#### Brief
Give only the number of lines in the data that include the string "jdbc".

#### Data lines
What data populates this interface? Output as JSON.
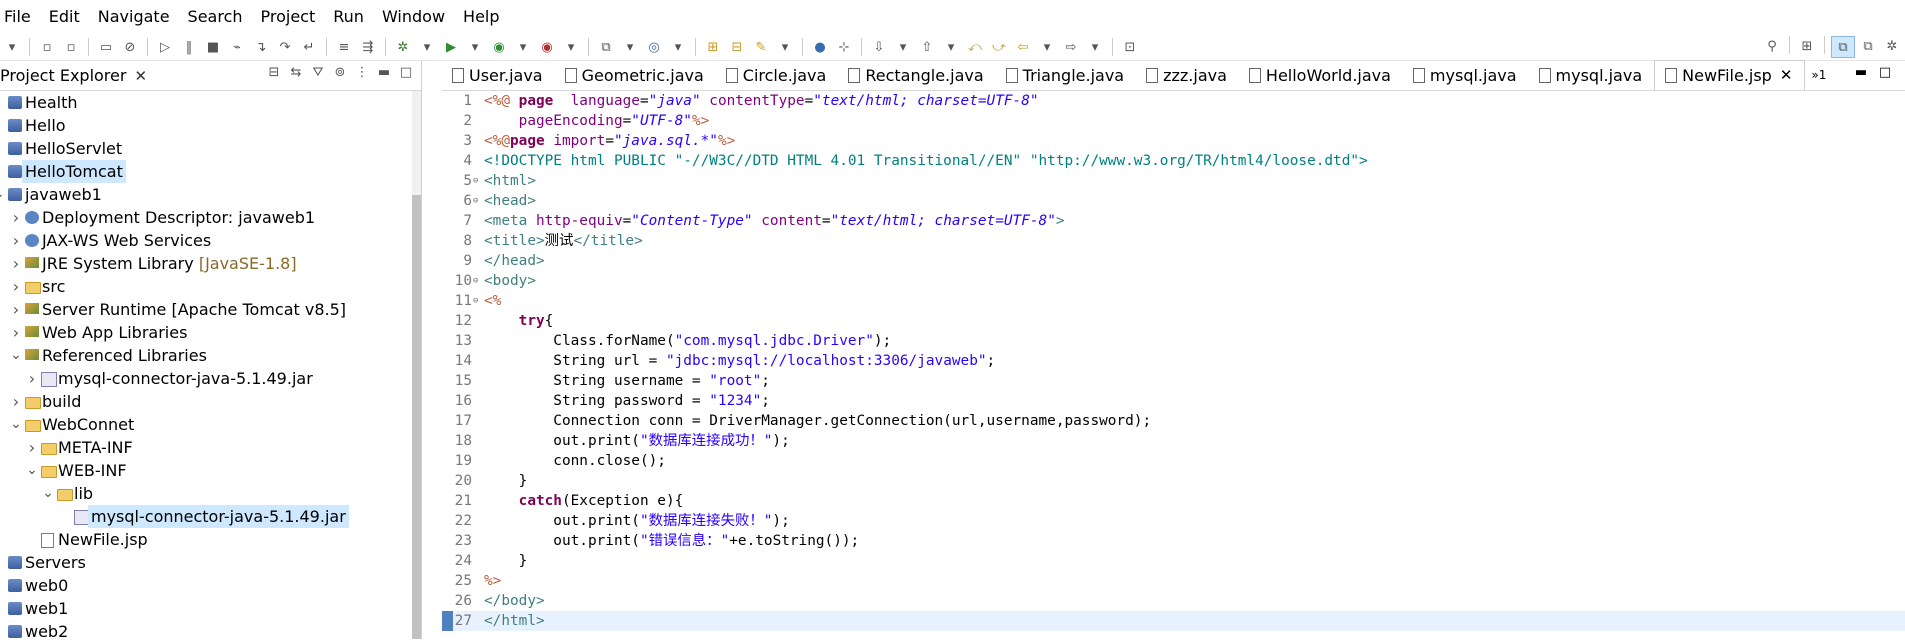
{
  "menu": [
    "File",
    "Edit",
    "Navigate",
    "Search",
    "Project",
    "Run",
    "Window",
    "Help"
  ],
  "explorer": {
    "title": "Project Explorer",
    "items": [
      {
        "label": "Health",
        "indent": 0,
        "arrow": "",
        "icon": "proj"
      },
      {
        "label": "Hello",
        "indent": 0,
        "arrow": "",
        "icon": "proj"
      },
      {
        "label": "HelloServlet",
        "indent": 0,
        "arrow": "",
        "icon": "proj"
      },
      {
        "label": "HelloTomcat",
        "indent": 0,
        "arrow": "",
        "icon": "proj",
        "selected": true
      },
      {
        "label": "javaweb1",
        "indent": 0,
        "arrow": "v",
        "icon": "proj"
      },
      {
        "label": "Deployment Descriptor: javaweb1",
        "indent": 1,
        "arrow": ">",
        "icon": "gear"
      },
      {
        "label": "JAX-WS Web Services",
        "indent": 1,
        "arrow": ">",
        "icon": "gear"
      },
      {
        "label": "JRE System Library",
        "decoration": "[JavaSE-1.8]",
        "indent": 1,
        "arrow": ">",
        "icon": "lib"
      },
      {
        "label": "src",
        "indent": 1,
        "arrow": ">",
        "icon": "folder"
      },
      {
        "label": "Server Runtime [Apache Tomcat v8.5]",
        "indent": 1,
        "arrow": ">",
        "icon": "lib"
      },
      {
        "label": "Web App Libraries",
        "indent": 1,
        "arrow": ">",
        "icon": "lib"
      },
      {
        "label": "Referenced Libraries",
        "indent": 1,
        "arrow": "v",
        "icon": "lib"
      },
      {
        "label": "mysql-connector-java-5.1.49.jar",
        "indent": 2,
        "arrow": ">",
        "icon": "jar"
      },
      {
        "label": "build",
        "indent": 1,
        "arrow": ">",
        "icon": "folder"
      },
      {
        "label": "WebConnet",
        "indent": 1,
        "arrow": "v",
        "icon": "folder"
      },
      {
        "label": "META-INF",
        "indent": 2,
        "arrow": ">",
        "icon": "folder"
      },
      {
        "label": "WEB-INF",
        "indent": 2,
        "arrow": "v",
        "icon": "folder"
      },
      {
        "label": "lib",
        "indent": 3,
        "arrow": "v",
        "icon": "folder"
      },
      {
        "label": "mysql-connector-java-5.1.49.jar",
        "indent": 4,
        "arrow": "",
        "icon": "jar",
        "selected": true
      },
      {
        "label": "NewFile.jsp",
        "indent": 2,
        "arrow": "",
        "icon": "file"
      },
      {
        "label": "Servers",
        "indent": 0,
        "arrow": "",
        "icon": "proj"
      },
      {
        "label": "web0",
        "indent": 0,
        "arrow": "",
        "icon": "proj"
      },
      {
        "label": "web1",
        "indent": 0,
        "arrow": "",
        "icon": "proj"
      },
      {
        "label": "web2",
        "indent": 0,
        "arrow": "",
        "icon": "proj"
      }
    ]
  },
  "editor": {
    "tabs": [
      "User.java",
      "Geometric.java",
      "Circle.java",
      "Rectangle.java",
      "Triangle.java",
      "zzz.java",
      "HelloWorld.java",
      "mysql.java",
      "mysql.java",
      "NewFile.jsp"
    ],
    "active_tab": "NewFile.jsp",
    "overflow": "»1",
    "current_line": 27,
    "lines": [
      {
        "n": "1",
        "fold": "",
        "t": [
          [
            "dlm",
            "<%@ "
          ],
          [
            "k",
            "page"
          ],
          [
            "",
            "  "
          ],
          [
            "at",
            "language"
          ],
          [
            "",
            "="
          ],
          [
            "av",
            "\"java\""
          ],
          [
            "",
            " "
          ],
          [
            "at",
            "contentType"
          ],
          [
            "",
            "="
          ],
          [
            "av",
            "\"text/html; charset=UTF-8\""
          ]
        ]
      },
      {
        "n": "2",
        "fold": "",
        "t": [
          [
            "",
            "    "
          ],
          [
            "at",
            "pageEncoding"
          ],
          [
            "",
            "="
          ],
          [
            "av",
            "\"UTF-8\""
          ],
          [
            "dlm",
            "%>"
          ]
        ]
      },
      {
        "n": "3",
        "fold": "",
        "t": [
          [
            "dlm",
            "<%@"
          ],
          [
            "k",
            "page"
          ],
          [
            "",
            " "
          ],
          [
            "at",
            "import"
          ],
          [
            "",
            "="
          ],
          [
            "av",
            "\"java.sql.*\""
          ],
          [
            "dlm",
            "%>"
          ]
        ]
      },
      {
        "n": "4",
        "fold": "",
        "t": [
          [
            "dt",
            "<!DOCTYPE html PUBLIC \"-//W3C//DTD HTML 4.01 Transitional//EN\" \"http://www.w3.org/TR/html4/loose.dtd\">"
          ]
        ]
      },
      {
        "n": "5",
        "fold": "⊖",
        "t": [
          [
            "tag",
            "<html>"
          ]
        ]
      },
      {
        "n": "6",
        "fold": "⊖",
        "t": [
          [
            "tag",
            "<head>"
          ]
        ]
      },
      {
        "n": "7",
        "fold": "",
        "t": [
          [
            "tag",
            "<meta "
          ],
          [
            "at",
            "http-equiv"
          ],
          [
            "",
            "="
          ],
          [
            "av",
            "\"Content-Type\""
          ],
          [
            "",
            " "
          ],
          [
            "at",
            "content"
          ],
          [
            "",
            "="
          ],
          [
            "av",
            "\"text/html; charset=UTF-8\""
          ],
          [
            "tag",
            ">"
          ]
        ]
      },
      {
        "n": "8",
        "fold": "",
        "t": [
          [
            "tag",
            "<title>"
          ],
          [
            "",
            "测试"
          ],
          [
            "tag",
            "</title>"
          ]
        ]
      },
      {
        "n": "9",
        "fold": "",
        "t": [
          [
            "tag",
            "</head>"
          ]
        ]
      },
      {
        "n": "10",
        "fold": "⊖",
        "t": [
          [
            "tag",
            "<body>"
          ]
        ]
      },
      {
        "n": "11",
        "fold": "⊖",
        "t": [
          [
            "dlm",
            "<%"
          ]
        ]
      },
      {
        "n": "12",
        "fold": "",
        "t": [
          [
            "",
            "    "
          ],
          [
            "k",
            "try"
          ],
          [
            "",
            "{"
          ]
        ]
      },
      {
        "n": "13",
        "fold": "",
        "t": [
          [
            "",
            "        Class.forName("
          ],
          [
            "str",
            "\"com.mysql.jdbc.Driver\""
          ],
          [
            "",
            ");"
          ]
        ]
      },
      {
        "n": "14",
        "fold": "",
        "t": [
          [
            "",
            "        String url = "
          ],
          [
            "str",
            "\"jdbc:mysql://localhost:3306/javaweb\""
          ],
          [
            "",
            ";"
          ]
        ]
      },
      {
        "n": "15",
        "fold": "",
        "t": [
          [
            "",
            "        String username = "
          ],
          [
            "str",
            "\"root\""
          ],
          [
            "",
            ";"
          ]
        ]
      },
      {
        "n": "16",
        "fold": "",
        "t": [
          [
            "",
            "        String password = "
          ],
          [
            "str",
            "\"1234\""
          ],
          [
            "",
            ";"
          ]
        ]
      },
      {
        "n": "17",
        "fold": "",
        "t": [
          [
            "",
            "        Connection conn = DriverManager.getConnection(url,username,password);"
          ]
        ]
      },
      {
        "n": "18",
        "fold": "",
        "t": [
          [
            "",
            "        out.print("
          ],
          [
            "str",
            "\"数据库连接成功！\""
          ],
          [
            "",
            ");"
          ]
        ]
      },
      {
        "n": "19",
        "fold": "",
        "t": [
          [
            "",
            "        conn.close();"
          ]
        ]
      },
      {
        "n": "20",
        "fold": "",
        "t": [
          [
            "",
            "    }"
          ]
        ]
      },
      {
        "n": "21",
        "fold": "",
        "t": [
          [
            "",
            "    "
          ],
          [
            "k",
            "catch"
          ],
          [
            "",
            "(Exception e){"
          ]
        ]
      },
      {
        "n": "22",
        "fold": "",
        "t": [
          [
            "",
            "        out.print("
          ],
          [
            "str",
            "\"数据库连接失败！\""
          ],
          [
            "",
            ");"
          ]
        ]
      },
      {
        "n": "23",
        "fold": "",
        "t": [
          [
            "",
            "        out.print("
          ],
          [
            "str",
            "\"错误信息：\""
          ],
          [
            "",
            "+e.toString());"
          ]
        ]
      },
      {
        "n": "24",
        "fold": "",
        "t": [
          [
            "",
            "    }"
          ]
        ]
      },
      {
        "n": "25",
        "fold": "",
        "t": [
          [
            "dlm",
            "%>"
          ]
        ]
      },
      {
        "n": "26",
        "fold": "",
        "t": [
          [
            "tag",
            "</body>"
          ]
        ]
      },
      {
        "n": "27",
        "fold": "",
        "t": [
          [
            "tag",
            "</html>"
          ]
        ]
      }
    ]
  }
}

#### Answer to this problem
2